- WORK REQUIRED
Pick out each line with the word "участие" from the material that follows.
═══ ITEMS
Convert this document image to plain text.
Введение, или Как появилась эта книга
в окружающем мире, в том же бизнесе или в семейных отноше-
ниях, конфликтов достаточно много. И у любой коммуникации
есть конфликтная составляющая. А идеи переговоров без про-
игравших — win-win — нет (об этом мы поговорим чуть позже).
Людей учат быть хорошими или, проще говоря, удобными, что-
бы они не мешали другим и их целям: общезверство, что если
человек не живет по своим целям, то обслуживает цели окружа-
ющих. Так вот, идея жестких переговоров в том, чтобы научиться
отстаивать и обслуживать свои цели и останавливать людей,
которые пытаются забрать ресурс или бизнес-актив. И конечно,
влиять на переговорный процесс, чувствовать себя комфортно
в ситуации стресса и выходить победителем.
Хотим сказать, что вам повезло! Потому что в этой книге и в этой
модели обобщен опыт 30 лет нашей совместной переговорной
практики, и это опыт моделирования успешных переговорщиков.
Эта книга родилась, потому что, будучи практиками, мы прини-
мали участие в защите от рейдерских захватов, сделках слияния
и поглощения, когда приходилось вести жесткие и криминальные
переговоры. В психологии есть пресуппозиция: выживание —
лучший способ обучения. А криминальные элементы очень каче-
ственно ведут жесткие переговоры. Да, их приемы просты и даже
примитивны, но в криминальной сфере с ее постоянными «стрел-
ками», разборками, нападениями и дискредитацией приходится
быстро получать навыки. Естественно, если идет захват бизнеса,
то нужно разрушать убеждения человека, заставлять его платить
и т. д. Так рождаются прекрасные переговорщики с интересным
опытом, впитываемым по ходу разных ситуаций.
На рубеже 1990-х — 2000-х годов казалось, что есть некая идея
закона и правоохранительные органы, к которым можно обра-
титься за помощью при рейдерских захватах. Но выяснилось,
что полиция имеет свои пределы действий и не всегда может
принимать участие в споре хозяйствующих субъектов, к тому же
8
══════
- COMPLETE RESPONSE
мали участие в защите от рейдерских захватов, сделках слияния
принимать участие в споре хозяйствующих субъектов, к тому же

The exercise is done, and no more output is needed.